Please write the listing below out again exactly, leaving every picture behind.

___ Task data ___

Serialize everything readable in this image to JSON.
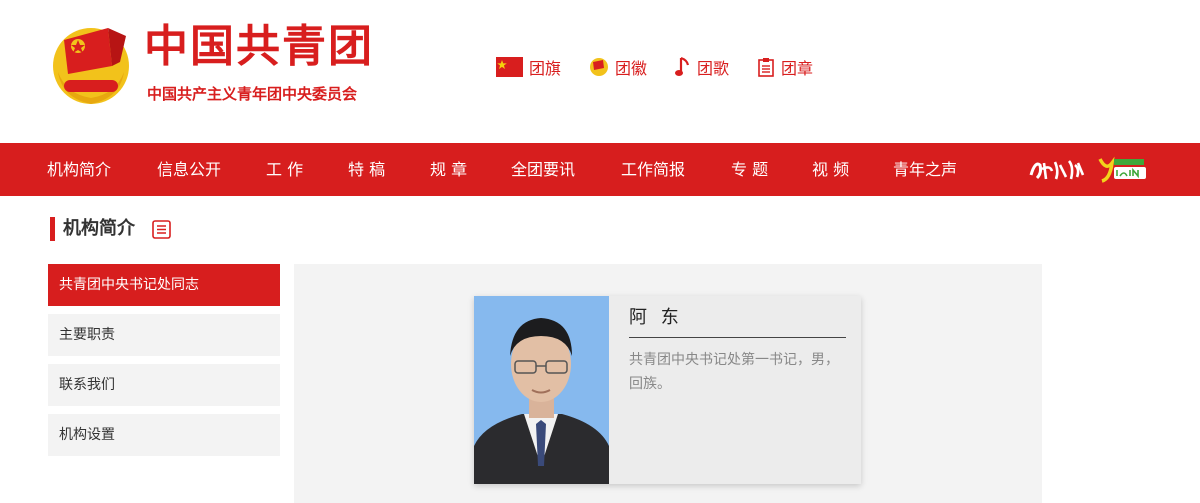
{
  "header": {
    "title": "中国共青团",
    "subtitle": "中国共产主义青年团中央委员会",
    "symbol_links": [
      {
        "label": "团旗",
        "icon": "flag-icon"
      },
      {
        "label": "团徽",
        "icon": "emblem-icon"
      },
      {
        "label": "团歌",
        "icon": "music-note-icon"
      },
      {
        "label": "团章",
        "icon": "document-icon"
      }
    ]
  },
  "nav": {
    "items": [
      "机构简介",
      "信息公开",
      "工 作",
      "特 稿",
      "规 章",
      "全团要讯",
      "工作简报",
      "专 题",
      "视 频",
      "青年之声"
    ]
  },
  "section": {
    "title": "机构简介"
  },
  "sidebar": {
    "items": [
      "共青团中央书记处同志",
      "主要职责",
      "联系我们",
      "机构设置"
    ]
  },
  "profile": {
    "name": "阿 东",
    "description": "共青团中央书记处第一书记，男，回族。"
  },
  "colors": {
    "brand_red": "#d71e1e",
    "panel_gray": "#f3f3f3",
    "photo_bg": "#86b9ee"
  }
}
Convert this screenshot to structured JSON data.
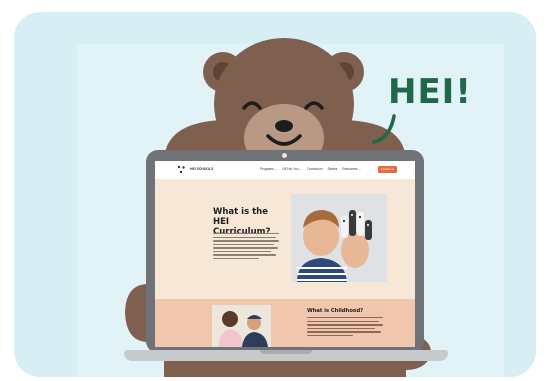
{
  "speech_bubble": {
    "text": "HEI!"
  },
  "website": {
    "logo_text": "HEI SCHOOLS",
    "nav": [
      "Programs ⌄",
      "HEI for You ⌄",
      "Curriculum",
      "Stories",
      "Resources ⌄"
    ],
    "cta_label": "Contact us",
    "hero_title": "What is the HEI Curriculum?",
    "section_title": "What is Childhood?"
  },
  "colors": {
    "card_bg": "#d6eef4",
    "accent_green": "#1f6848",
    "bear_brown": "#7f5f4e",
    "cta_orange": "#e06f3b",
    "hero_bg": "#f6e7d6",
    "section_bg": "#f0c6ad"
  }
}
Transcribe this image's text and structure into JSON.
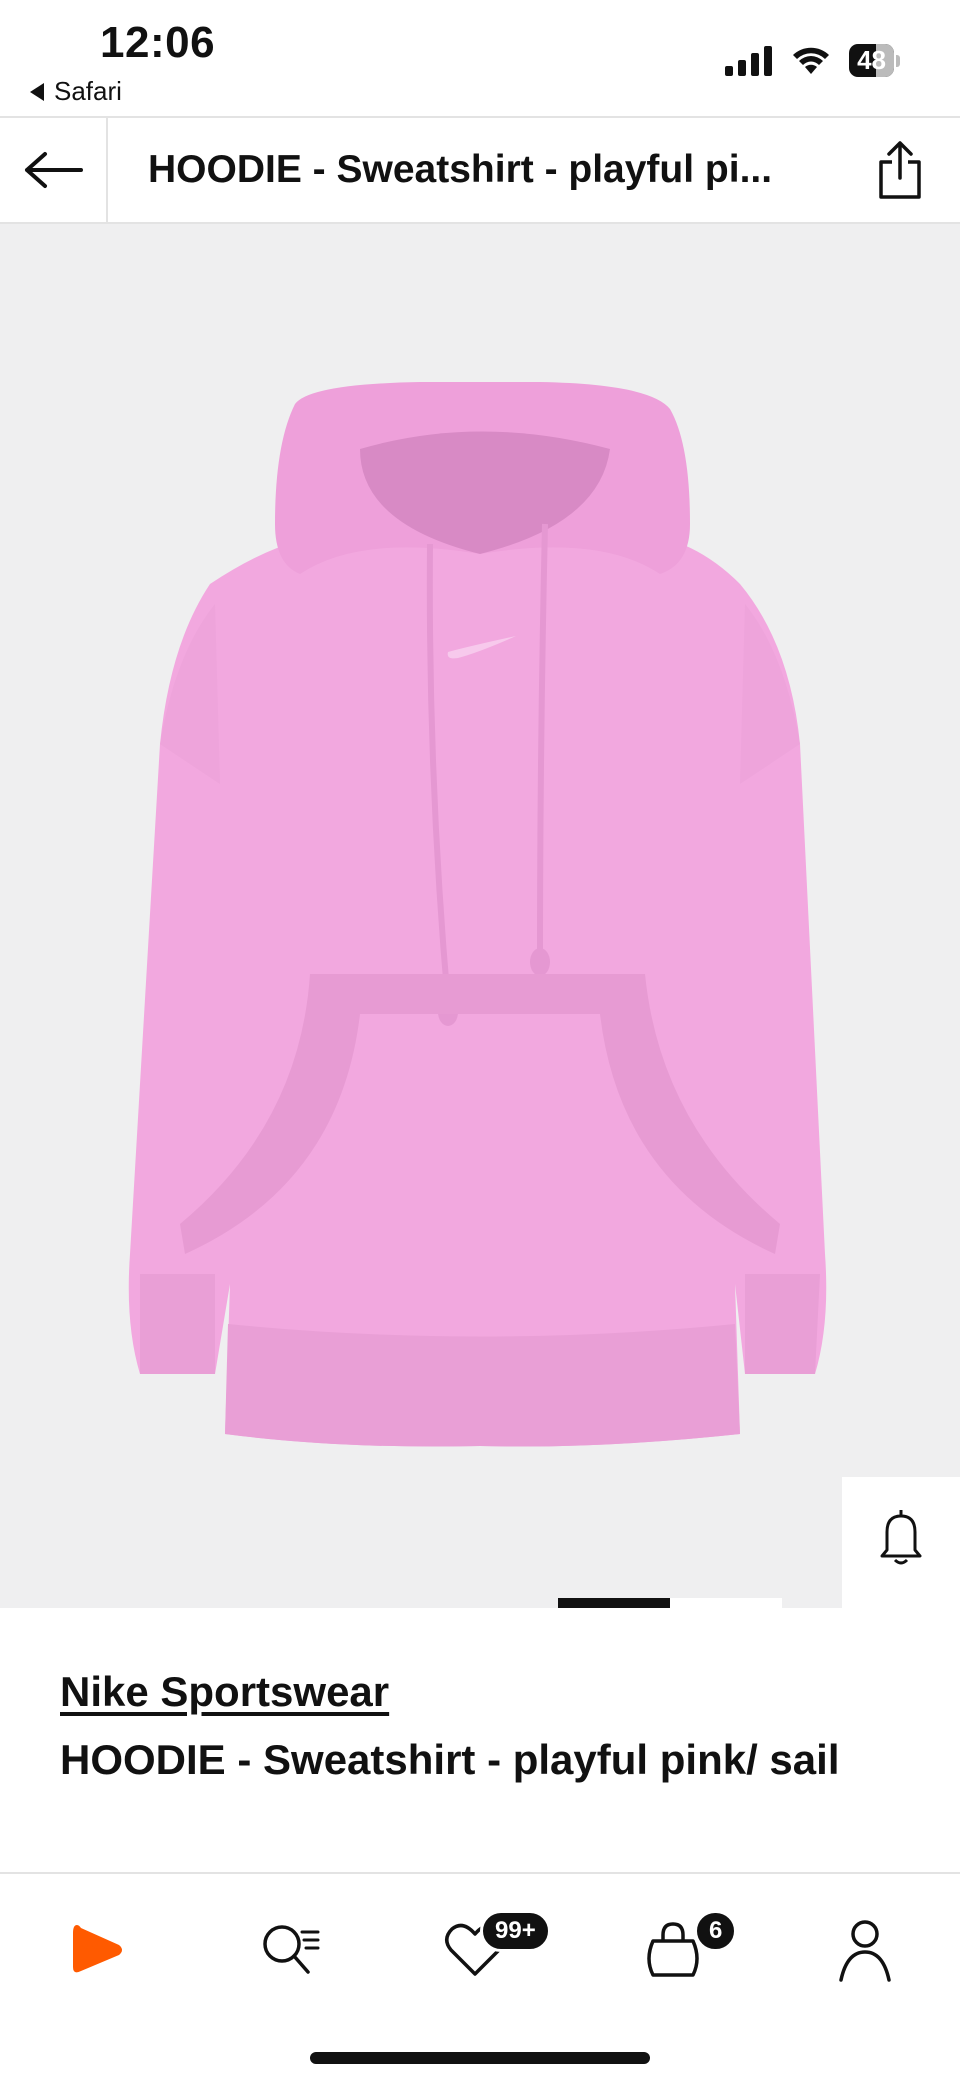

___

## Answer to this problem
Serialize everything readable in this image to JSON.
{
  "header": {
    "title": "中国共青团",
    "subtitle": "中国共产主义青年团中央委员会",
    "symbol_links": [
      {
        "label": "团旗",
        "icon": "flag-icon"
      },
      {
        "label": "团徽",
        "icon": "emblem-icon"
      },
      {
        "label": "团歌",
        "icon": "music-note-icon"
      },
      {
        "label": "团章",
        "icon": "document-icon"
      }
    ]
  },
  "nav": {
    "items": [
      "机构简介",
      "信息公开",
      "工 作",
      "特 稿",
      "规 章",
      "全团要讯",
      "工作简报",
      "专 题",
      "视 频",
      "青年之声"
    ]
  },
  "section": {
    "title": "机构简介"
  },
  "sidebar": {
    "items": [
      "共青团中央书记处同志",
      "主要职责",
      "联系我们",
      "机构设置"
    ]
  },
  "profile": {
    "name": "阿 东",
    "description": "共青团中央书记处第一书记，男，回族。"
  },
  "colors": {
    "brand_red": "#d71e1e",
    "panel_gray": "#f3f3f3",
    "photo_bg": "#86b9ee"
  }
}
Convert this screenshot to structured JSON data.
{
  "speech_bubble": {
    "text": "HEI!"
  },
  "website": {
    "logo_text": "HEI SCHOOLS",
    "nav": [
      "Programs ⌄",
      "HEI for You ⌄",
      "Curriculum",
      "Stories",
      "Resources ⌄"
    ],
    "cta_label": "Contact us",
    "hero_title": "What is the HEI Curriculum?",
    "section_title": "What is Childhood?"
  },
  "colors": {
    "card_bg": "#d6eef4",
    "accent_green": "#1f6848",
    "bear_brown": "#7f5f4e",
    "cta_orange": "#e06f3b",
    "hero_bg": "#f6e7d6",
    "section_bg": "#f0c6ad"
  }
}
Transcribe this image's text and structure into JSON.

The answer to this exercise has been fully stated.